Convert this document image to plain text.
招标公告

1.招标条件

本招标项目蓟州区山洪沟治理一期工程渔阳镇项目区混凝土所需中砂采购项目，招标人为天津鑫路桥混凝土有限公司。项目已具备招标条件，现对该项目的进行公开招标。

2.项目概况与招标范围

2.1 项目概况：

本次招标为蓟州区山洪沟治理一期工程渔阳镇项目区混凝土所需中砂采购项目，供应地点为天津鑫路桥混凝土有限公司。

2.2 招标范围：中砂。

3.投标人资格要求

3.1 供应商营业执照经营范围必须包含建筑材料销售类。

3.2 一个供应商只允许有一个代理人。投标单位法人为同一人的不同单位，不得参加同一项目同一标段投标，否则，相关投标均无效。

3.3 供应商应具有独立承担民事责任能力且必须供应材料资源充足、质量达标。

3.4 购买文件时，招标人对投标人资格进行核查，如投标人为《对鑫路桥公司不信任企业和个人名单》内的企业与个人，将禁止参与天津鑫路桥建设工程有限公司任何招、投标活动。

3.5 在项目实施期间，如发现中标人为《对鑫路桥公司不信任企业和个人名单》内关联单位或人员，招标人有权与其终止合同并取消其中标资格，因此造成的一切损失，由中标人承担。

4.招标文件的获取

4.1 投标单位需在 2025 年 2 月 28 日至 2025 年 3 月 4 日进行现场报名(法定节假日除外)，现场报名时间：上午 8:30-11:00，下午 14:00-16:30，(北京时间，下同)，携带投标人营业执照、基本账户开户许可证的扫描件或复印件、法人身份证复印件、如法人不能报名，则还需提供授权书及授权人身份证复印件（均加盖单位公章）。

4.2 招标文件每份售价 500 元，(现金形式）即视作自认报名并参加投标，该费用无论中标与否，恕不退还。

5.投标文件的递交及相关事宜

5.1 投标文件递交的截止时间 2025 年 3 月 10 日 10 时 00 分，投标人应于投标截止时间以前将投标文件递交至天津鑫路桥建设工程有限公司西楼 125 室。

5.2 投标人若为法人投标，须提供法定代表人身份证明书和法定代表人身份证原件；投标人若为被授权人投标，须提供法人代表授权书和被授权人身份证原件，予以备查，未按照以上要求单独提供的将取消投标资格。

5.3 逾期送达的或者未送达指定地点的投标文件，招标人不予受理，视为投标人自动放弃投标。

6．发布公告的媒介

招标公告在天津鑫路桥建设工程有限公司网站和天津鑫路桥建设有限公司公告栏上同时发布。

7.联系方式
########################################
Search the data above for the word "对鑫路桥公司不信任企业和个人名单", then gather each line in which it appears.

▶ [Result of the exercise]:
3.4 购买文件时，招标人对投标人资格进行核查，如投标人为《对鑫路桥公司不信任企业和个人名单》内的企业与个人，将禁止参与天津鑫路桥建设工程有限公司任何招、投标活动。
3.5 在项目实施期间，如发现中标人为《对鑫路桥公司不信任企业和个人名单》内关联单位或人员，招标人有权与其终止合同并取消其中标资格，因此造成的一切损失，由中标人承担。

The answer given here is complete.